[Dataset records]
_ _ _ _ _ _ _
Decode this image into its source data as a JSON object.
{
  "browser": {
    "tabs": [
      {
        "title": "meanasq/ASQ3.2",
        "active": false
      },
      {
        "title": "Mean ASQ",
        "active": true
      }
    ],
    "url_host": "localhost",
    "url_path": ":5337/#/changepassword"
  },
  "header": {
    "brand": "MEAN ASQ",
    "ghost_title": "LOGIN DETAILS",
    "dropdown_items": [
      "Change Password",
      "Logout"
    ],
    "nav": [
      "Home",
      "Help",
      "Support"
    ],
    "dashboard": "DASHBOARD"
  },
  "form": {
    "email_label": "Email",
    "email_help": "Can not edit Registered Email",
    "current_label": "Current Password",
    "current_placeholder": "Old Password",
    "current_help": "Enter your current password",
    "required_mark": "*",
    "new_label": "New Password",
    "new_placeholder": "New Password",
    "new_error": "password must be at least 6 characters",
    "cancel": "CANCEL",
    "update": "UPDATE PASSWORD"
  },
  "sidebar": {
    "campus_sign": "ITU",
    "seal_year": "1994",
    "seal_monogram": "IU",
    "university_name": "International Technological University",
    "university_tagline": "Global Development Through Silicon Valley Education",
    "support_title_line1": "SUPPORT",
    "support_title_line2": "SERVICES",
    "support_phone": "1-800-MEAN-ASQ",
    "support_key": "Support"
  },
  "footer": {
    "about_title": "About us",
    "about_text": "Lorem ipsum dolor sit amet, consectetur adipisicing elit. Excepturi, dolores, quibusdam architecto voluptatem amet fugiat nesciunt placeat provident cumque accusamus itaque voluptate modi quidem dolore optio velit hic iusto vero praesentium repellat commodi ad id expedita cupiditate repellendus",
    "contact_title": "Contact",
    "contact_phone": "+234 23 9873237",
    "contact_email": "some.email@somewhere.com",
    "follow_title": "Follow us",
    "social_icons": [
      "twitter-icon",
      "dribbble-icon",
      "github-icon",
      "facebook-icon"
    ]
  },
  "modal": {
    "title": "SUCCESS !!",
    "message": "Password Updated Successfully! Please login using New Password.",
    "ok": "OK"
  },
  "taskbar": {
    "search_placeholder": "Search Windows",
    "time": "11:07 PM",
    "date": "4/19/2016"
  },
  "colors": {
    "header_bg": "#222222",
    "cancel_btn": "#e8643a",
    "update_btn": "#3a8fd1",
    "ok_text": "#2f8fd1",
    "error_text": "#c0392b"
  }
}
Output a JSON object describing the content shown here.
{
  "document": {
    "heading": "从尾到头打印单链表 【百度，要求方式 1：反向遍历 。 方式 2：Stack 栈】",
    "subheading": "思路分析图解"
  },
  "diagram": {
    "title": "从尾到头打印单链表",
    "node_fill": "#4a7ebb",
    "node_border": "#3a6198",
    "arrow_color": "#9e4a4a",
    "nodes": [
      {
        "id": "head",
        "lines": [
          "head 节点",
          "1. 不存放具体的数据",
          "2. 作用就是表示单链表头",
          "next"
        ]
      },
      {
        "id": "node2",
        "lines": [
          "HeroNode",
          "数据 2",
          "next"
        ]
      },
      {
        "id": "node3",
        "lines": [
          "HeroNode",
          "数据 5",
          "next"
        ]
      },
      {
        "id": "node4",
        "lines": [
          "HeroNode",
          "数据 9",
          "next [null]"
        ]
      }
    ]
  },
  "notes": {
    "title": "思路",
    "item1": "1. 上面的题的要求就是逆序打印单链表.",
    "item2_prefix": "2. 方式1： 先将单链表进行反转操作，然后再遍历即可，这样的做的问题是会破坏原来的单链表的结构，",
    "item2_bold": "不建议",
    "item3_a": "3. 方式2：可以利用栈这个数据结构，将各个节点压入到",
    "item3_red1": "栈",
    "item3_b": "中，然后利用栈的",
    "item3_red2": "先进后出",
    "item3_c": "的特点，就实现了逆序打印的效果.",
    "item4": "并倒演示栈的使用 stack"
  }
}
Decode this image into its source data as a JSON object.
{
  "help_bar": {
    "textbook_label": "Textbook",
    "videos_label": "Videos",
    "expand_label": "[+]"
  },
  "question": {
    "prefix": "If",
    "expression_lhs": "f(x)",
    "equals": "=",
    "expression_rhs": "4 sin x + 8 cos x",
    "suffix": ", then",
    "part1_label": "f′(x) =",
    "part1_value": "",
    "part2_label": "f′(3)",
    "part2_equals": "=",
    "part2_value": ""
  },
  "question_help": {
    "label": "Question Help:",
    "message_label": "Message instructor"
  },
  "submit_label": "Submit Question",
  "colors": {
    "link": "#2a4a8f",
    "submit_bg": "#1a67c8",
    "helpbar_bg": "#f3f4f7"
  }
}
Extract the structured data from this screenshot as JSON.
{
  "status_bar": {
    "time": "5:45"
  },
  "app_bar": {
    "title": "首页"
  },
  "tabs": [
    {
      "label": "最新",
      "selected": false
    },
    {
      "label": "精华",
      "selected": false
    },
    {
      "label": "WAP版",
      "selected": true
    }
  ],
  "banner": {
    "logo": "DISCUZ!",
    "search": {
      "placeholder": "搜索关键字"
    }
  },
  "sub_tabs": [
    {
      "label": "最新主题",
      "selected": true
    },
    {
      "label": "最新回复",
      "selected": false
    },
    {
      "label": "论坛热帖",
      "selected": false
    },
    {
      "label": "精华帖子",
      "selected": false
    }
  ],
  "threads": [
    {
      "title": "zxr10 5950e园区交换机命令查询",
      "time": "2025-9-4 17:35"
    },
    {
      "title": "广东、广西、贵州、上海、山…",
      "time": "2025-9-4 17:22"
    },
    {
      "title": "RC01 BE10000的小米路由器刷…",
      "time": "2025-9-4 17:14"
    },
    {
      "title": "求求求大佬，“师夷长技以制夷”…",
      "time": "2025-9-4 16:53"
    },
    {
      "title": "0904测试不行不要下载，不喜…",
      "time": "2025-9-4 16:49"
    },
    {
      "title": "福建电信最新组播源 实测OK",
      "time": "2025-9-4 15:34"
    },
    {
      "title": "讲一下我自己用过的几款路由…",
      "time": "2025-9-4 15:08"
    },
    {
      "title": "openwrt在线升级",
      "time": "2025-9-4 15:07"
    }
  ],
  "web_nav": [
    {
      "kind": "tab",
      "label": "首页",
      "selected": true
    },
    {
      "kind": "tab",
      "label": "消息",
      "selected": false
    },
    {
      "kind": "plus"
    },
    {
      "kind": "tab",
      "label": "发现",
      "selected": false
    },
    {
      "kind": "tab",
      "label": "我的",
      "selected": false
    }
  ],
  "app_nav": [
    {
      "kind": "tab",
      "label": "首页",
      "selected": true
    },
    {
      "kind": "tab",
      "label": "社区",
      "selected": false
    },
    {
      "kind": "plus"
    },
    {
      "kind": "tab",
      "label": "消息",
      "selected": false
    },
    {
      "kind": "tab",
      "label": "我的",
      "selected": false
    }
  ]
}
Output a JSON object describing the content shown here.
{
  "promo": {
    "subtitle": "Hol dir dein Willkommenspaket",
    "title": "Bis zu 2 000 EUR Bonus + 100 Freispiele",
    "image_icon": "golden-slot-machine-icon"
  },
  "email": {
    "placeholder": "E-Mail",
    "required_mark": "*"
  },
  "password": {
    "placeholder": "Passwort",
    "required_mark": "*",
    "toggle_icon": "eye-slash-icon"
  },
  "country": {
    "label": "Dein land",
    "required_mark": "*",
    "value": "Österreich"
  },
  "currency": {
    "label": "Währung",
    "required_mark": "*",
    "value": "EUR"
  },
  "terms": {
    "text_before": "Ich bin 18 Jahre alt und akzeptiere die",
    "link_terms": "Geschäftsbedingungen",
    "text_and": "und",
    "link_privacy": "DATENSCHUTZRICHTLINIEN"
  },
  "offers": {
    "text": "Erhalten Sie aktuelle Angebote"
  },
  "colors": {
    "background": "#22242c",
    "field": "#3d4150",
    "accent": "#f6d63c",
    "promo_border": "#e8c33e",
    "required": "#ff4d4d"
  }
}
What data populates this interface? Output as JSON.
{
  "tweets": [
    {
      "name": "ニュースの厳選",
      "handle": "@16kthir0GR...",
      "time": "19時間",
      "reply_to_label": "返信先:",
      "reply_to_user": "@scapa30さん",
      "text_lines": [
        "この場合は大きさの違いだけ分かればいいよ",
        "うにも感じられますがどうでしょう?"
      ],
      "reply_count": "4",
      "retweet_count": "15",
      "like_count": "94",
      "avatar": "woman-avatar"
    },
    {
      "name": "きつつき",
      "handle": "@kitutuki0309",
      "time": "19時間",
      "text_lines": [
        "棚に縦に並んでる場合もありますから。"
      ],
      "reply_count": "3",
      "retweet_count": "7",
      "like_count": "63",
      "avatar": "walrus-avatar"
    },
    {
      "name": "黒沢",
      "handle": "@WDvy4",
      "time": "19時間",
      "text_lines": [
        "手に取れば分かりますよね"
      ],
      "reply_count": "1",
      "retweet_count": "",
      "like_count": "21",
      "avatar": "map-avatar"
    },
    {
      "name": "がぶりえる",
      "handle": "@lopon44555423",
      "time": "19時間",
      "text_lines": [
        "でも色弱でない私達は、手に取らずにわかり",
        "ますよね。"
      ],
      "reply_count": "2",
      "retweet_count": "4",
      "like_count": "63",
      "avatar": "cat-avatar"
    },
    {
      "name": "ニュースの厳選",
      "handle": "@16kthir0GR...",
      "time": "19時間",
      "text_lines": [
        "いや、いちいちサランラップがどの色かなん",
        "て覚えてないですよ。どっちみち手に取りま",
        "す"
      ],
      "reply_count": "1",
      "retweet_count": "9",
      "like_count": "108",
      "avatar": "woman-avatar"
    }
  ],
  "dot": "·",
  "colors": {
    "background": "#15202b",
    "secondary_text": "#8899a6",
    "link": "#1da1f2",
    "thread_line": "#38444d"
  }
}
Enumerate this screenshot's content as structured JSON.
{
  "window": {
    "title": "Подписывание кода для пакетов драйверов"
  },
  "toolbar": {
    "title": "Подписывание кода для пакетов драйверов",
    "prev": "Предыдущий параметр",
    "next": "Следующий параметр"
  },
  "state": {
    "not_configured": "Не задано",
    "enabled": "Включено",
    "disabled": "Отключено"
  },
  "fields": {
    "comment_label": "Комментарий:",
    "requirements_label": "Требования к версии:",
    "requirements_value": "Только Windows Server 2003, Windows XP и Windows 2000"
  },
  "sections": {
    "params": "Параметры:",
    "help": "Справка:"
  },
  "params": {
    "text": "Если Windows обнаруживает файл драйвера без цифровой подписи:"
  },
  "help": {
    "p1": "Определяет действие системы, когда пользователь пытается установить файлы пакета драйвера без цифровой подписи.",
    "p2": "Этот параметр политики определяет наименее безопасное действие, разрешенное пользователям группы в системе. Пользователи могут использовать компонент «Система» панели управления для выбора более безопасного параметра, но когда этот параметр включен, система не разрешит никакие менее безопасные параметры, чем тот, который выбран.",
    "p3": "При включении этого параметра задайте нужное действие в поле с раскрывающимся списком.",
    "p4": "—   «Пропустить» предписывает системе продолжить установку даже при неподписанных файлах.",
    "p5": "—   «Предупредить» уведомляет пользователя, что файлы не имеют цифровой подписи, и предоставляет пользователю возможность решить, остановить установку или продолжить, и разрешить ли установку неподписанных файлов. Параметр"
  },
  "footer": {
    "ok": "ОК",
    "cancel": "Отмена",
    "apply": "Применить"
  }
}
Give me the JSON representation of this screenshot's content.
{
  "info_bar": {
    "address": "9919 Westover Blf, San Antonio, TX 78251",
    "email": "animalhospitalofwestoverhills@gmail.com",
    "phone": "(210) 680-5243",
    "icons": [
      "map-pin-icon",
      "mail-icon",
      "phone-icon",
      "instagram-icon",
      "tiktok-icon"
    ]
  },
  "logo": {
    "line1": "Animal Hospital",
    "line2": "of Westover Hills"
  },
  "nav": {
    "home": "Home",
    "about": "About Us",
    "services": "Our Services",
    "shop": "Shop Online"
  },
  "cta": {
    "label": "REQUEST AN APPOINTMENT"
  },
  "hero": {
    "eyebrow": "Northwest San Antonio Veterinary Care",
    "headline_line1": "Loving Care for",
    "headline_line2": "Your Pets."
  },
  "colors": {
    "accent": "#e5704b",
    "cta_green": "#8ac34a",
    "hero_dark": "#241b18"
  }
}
_ _ _ _ _ _ _
§ Directions for this task:
Restate the final lines of the listing above word for word, beginning at the line that contains "Give me the".

§ Response to the task:
Give me the JSON representation of this screenshot's content.
{
  "info_bar": {
    "address": "9919 Westover Blf, San Antonio, TX 78251",
    "email": "animalhospitalofwestoverhills@gmail.com",
    "phone": "(210) 680-5243",
    "icons": [
      "map-pin-icon",
      "mail-icon",
      "phone-icon",
      "instagram-icon",
      "tiktok-icon"
    ]
  },
  "logo": {
    "line1": "Animal Hospital",
    "line2": "of Westover Hills"
  },
  "nav": {
    "home": "Home",
    "about": "About Us",
    "services": "Our Services",
    "shop": "Shop Online"
  },
  "cta": {
    "label": "REQUEST AN APPOINTMENT"
  },
  "hero": {
    "eyebrow": "Northwest San Antonio Veterinary Care",
    "headline_line1": "Loving Care for",
    "headline_line2": "Your Pets."
  },
  "colors": {
    "accent": "#e5704b",
    "cta_green": "#8ac34a",
    "hero_dark": "#241b18"
  }
}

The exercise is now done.